§ TASK OBJECTIVE: From the entries that follow, list every line in which the string "caption" appears.
● ● ● ●
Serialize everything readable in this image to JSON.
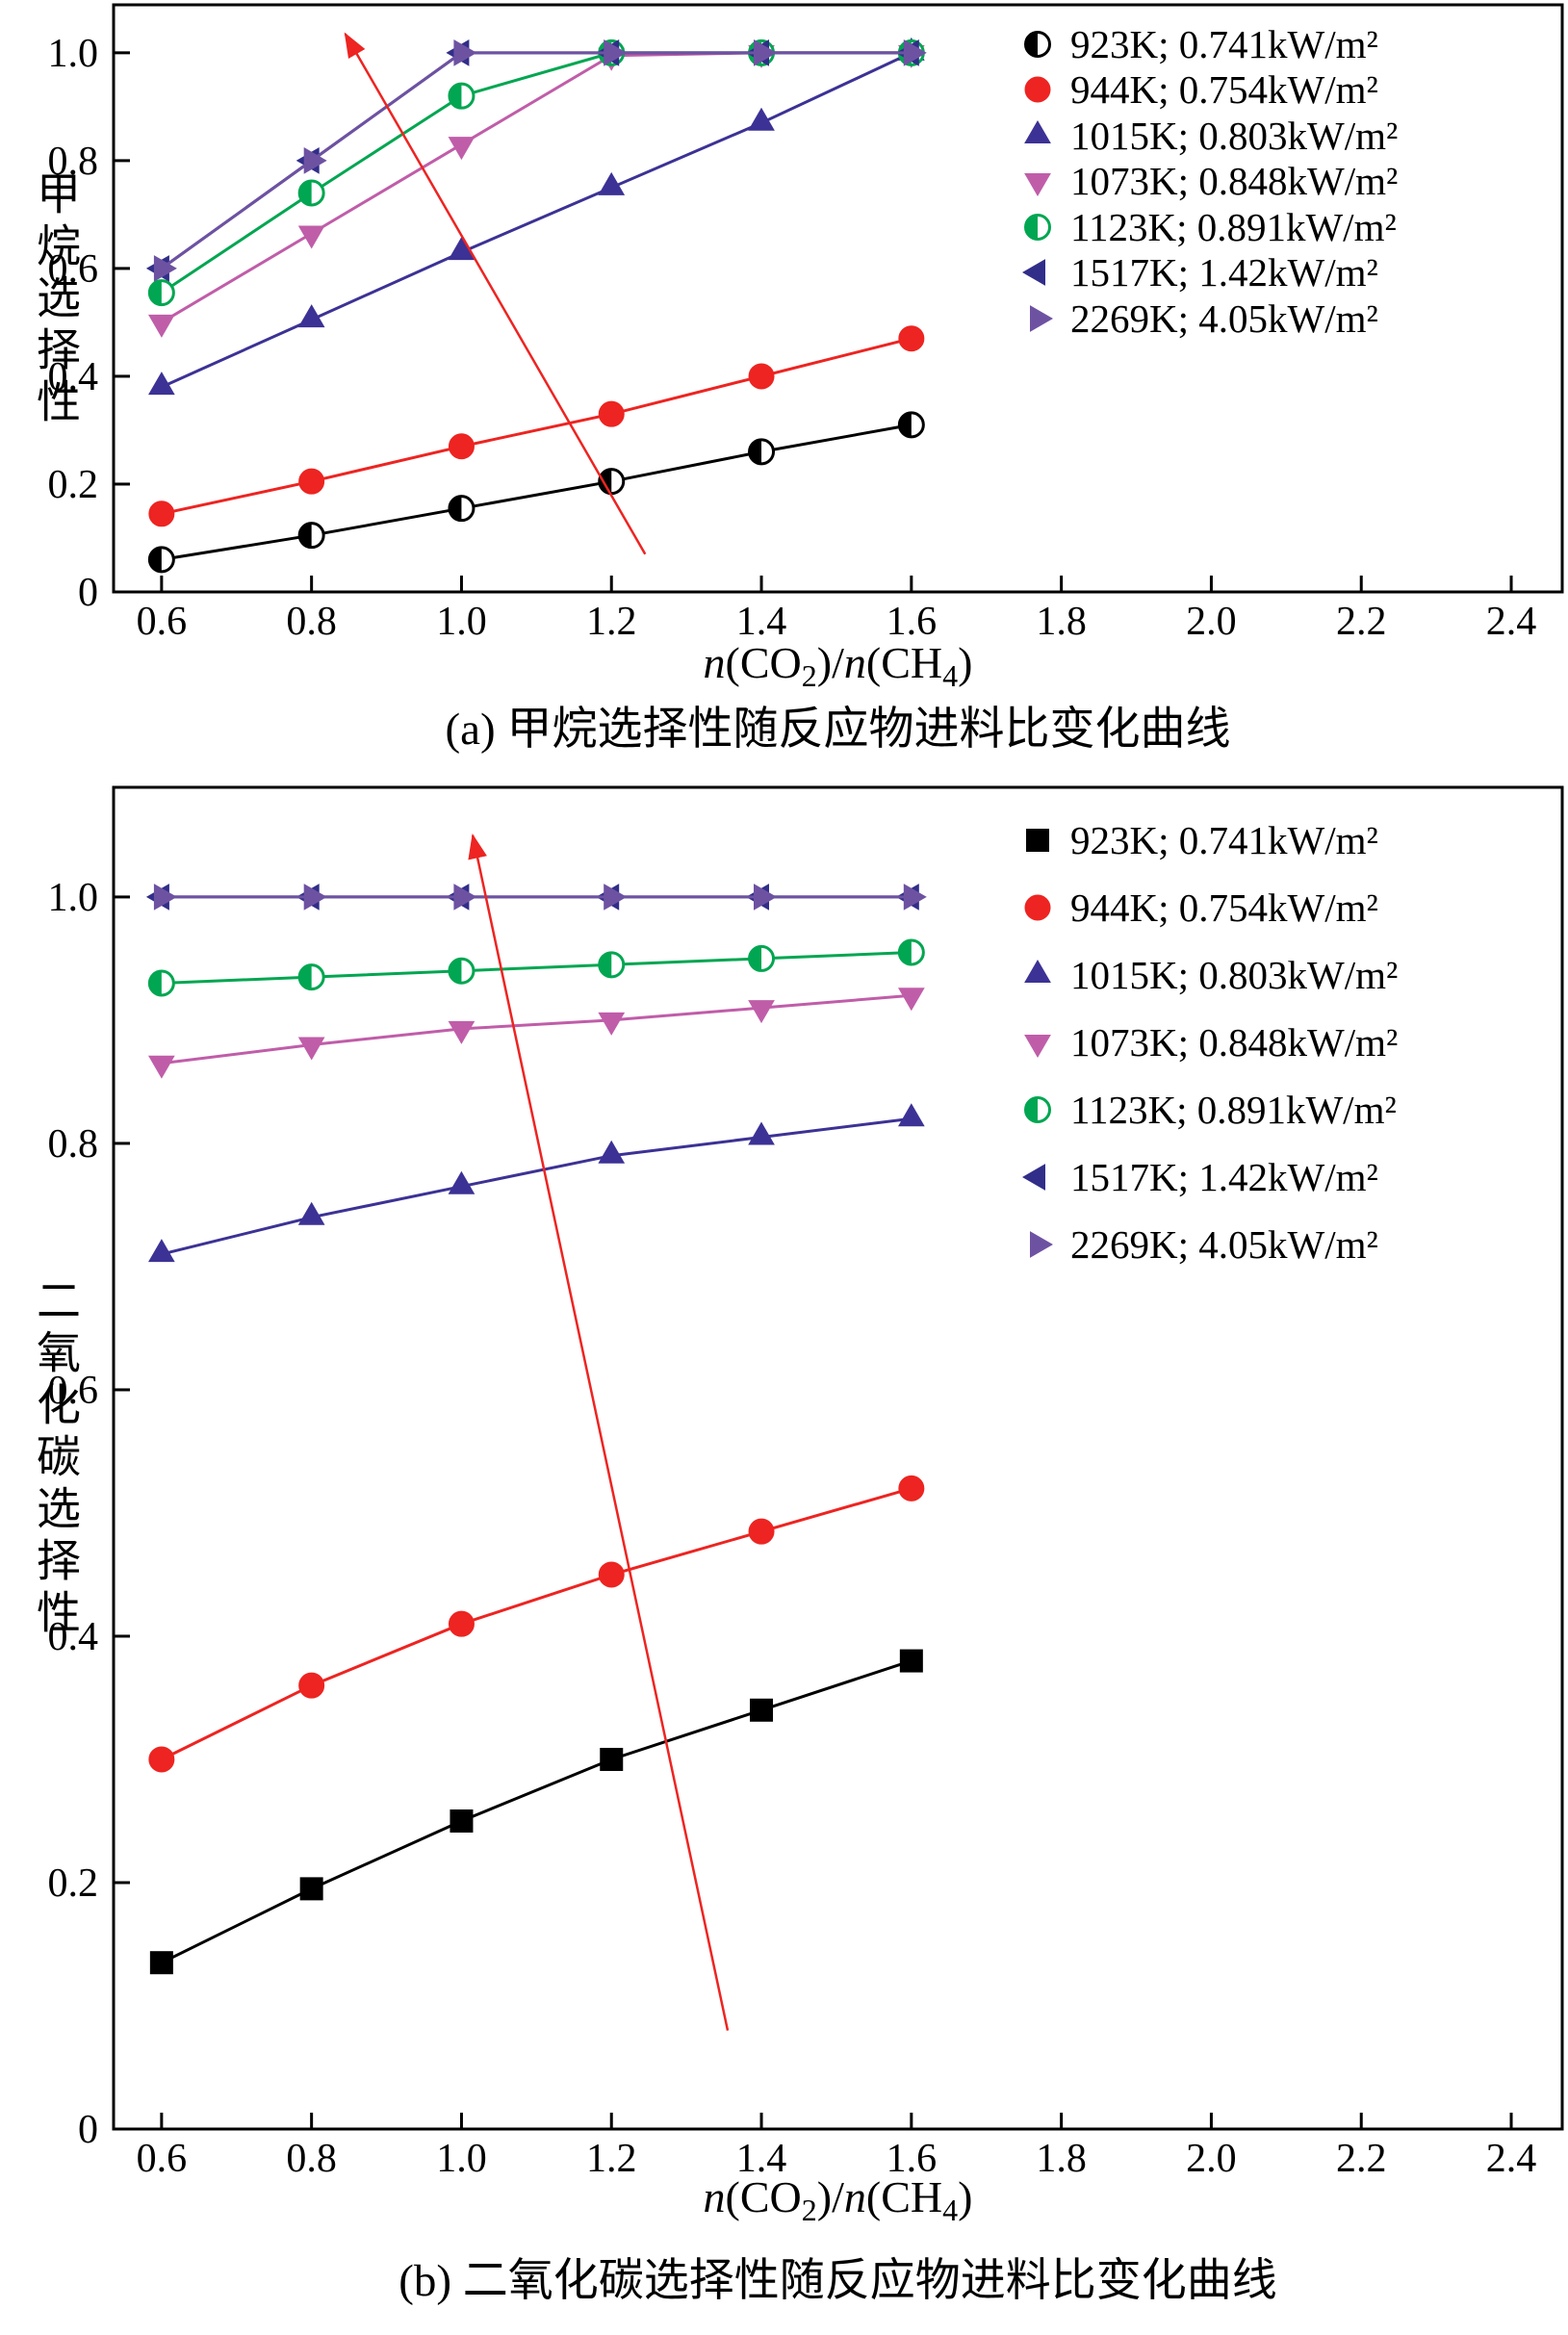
{
  "page": {
    "background": "#ffffff"
  },
  "chart_data": [
    {
      "panel": "a",
      "type": "line",
      "caption": "(a) 甲烷选择性随反应物进料比变化曲线",
      "ylabel": "甲烷选择性",
      "xlabel": "n(CO₂)/n(CH₄)",
      "xlabel_segments": [
        {
          "t": "n",
          "i": true
        },
        {
          "t": "(CO"
        },
        {
          "t": "2",
          "sub": true
        },
        {
          "t": ")/"
        },
        {
          "t": "n",
          "i": true
        },
        {
          "t": "(CH"
        },
        {
          "t": "4",
          "sub": true
        },
        {
          "t": ")"
        }
      ],
      "x_tick_labels": [
        "0.6",
        "0.8",
        "1.0",
        "1.2",
        "1.4",
        "1.6",
        "1.8",
        "2.0",
        "2.2",
        "2.4"
      ],
      "y_tick_labels": [
        "0",
        "0.2",
        "0.4",
        "0.6",
        "0.8",
        "1.0"
      ],
      "xlim": [
        0.536,
        2.468
      ],
      "ylim": [
        0,
        1.089
      ],
      "grid": false,
      "legend_position": "inside-top-right",
      "x": [
        0.6,
        0.8,
        1.0,
        1.2,
        1.4,
        1.6
      ],
      "series": [
        {
          "label": "923K; 0.741kW/m²",
          "marker": "circle-half",
          "color": "#000000",
          "values": [
            0.06,
            0.105,
            0.155,
            0.205,
            0.26,
            0.31
          ]
        },
        {
          "label": "944K; 0.754kW/m²",
          "marker": "circle",
          "color": "#ed2421",
          "values": [
            0.145,
            0.205,
            0.27,
            0.33,
            0.4,
            0.47
          ]
        },
        {
          "label": "1015K; 0.803kW/m²",
          "marker": "triangle-up",
          "color": "#3c3295",
          "values": [
            0.38,
            0.505,
            0.63,
            0.75,
            0.87,
            1.0
          ]
        },
        {
          "label": "1073K; 0.848kW/m²",
          "marker": "triangle-down",
          "color": "#c05da9",
          "values": [
            0.5,
            0.665,
            0.83,
            0.995,
            1.0,
            1.0
          ]
        },
        {
          "label": "1123K; 0.891kW/m²",
          "marker": "circle-half",
          "color": "#00a651",
          "values": [
            0.555,
            0.74,
            0.92,
            1.0,
            1.0,
            1.0
          ]
        },
        {
          "label": "1517K; 1.42kW/m²",
          "marker": "triangle-left",
          "color": "#312e8a",
          "values": [
            0.6,
            0.8,
            1.0,
            1.0,
            1.0,
            1.0
          ]
        },
        {
          "label": "2269K; 4.05kW/m²",
          "marker": "triangle-right",
          "color": "#6e52a2",
          "values": [
            0.6,
            0.8,
            1.0,
            1.0,
            1.0,
            1.0
          ]
        }
      ],
      "arrow": {
        "from": [
          1.245,
          0.07
        ],
        "to": [
          0.845,
          1.035
        ]
      },
      "arrow_color": "#ed2421"
    },
    {
      "panel": "b",
      "type": "line",
      "caption": "(b) 二氧化碳选择性随反应物进料比变化曲线",
      "ylabel": "二氧化碳选择性",
      "xlabel": "n(CO₂)/n(CH₄)",
      "xlabel_segments": [
        {
          "t": "n",
          "i": true
        },
        {
          "t": "(CO"
        },
        {
          "t": "2",
          "sub": true
        },
        {
          "t": ")/"
        },
        {
          "t": "n",
          "i": true
        },
        {
          "t": "(CH"
        },
        {
          "t": "4",
          "sub": true
        },
        {
          "t": ")"
        }
      ],
      "x_tick_labels": [
        "0.6",
        "0.8",
        "1.0",
        "1.2",
        "1.4",
        "1.6",
        "1.8",
        "2.0",
        "2.2",
        "2.4"
      ],
      "y_tick_labels": [
        "0",
        "0.2",
        "0.4",
        "0.6",
        "0.8",
        "1.0"
      ],
      "xlim": [
        0.536,
        2.468
      ],
      "ylim": [
        0,
        1.089
      ],
      "grid": false,
      "legend_position": "inside-top-right",
      "x": [
        0.6,
        0.8,
        1.0,
        1.2,
        1.4,
        1.6
      ],
      "series": [
        {
          "label": "923K; 0.741kW/m²",
          "marker": "square",
          "color": "#000000",
          "values": [
            0.135,
            0.195,
            0.25,
            0.3,
            0.34,
            0.38
          ]
        },
        {
          "label": "944K; 0.754kW/m²",
          "marker": "circle",
          "color": "#ed2421",
          "values": [
            0.3,
            0.36,
            0.41,
            0.45,
            0.485,
            0.52
          ]
        },
        {
          "label": "1015K; 0.803kW/m²",
          "marker": "triangle-up",
          "color": "#3c3295",
          "values": [
            0.71,
            0.74,
            0.765,
            0.79,
            0.805,
            0.82
          ]
        },
        {
          "label": "1073K; 0.848kW/m²",
          "marker": "triangle-down",
          "color": "#c05da9",
          "values": [
            0.865,
            0.88,
            0.893,
            0.9,
            0.91,
            0.92
          ]
        },
        {
          "label": "1123K; 0.891kW/m²",
          "marker": "circle-half",
          "color": "#00a651",
          "values": [
            0.93,
            0.935,
            0.94,
            0.945,
            0.95,
            0.955
          ]
        },
        {
          "label": "1517K; 1.42kW/m²",
          "marker": "triangle-left",
          "color": "#312e8a",
          "values": [
            1.0,
            1.0,
            1.0,
            1.0,
            1.0,
            1.0
          ]
        },
        {
          "label": "2269K; 4.05kW/m²",
          "marker": "triangle-right",
          "color": "#6e52a2",
          "values": [
            1.0,
            1.0,
            1.0,
            1.0,
            1.0,
            1.0
          ]
        }
      ],
      "arrow": {
        "from": [
          1.355,
          0.08
        ],
        "to": [
          1.015,
          1.05
        ]
      },
      "arrow_color": "#ed2421"
    }
  ]
}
● ● ● ●
§ OUTPUT BELOW:
      "caption": "(a) 甲烷选择性随反应物进料比变化曲线",
      "caption": "(b) 二氧化碳选择性随反应物进料比变化曲线",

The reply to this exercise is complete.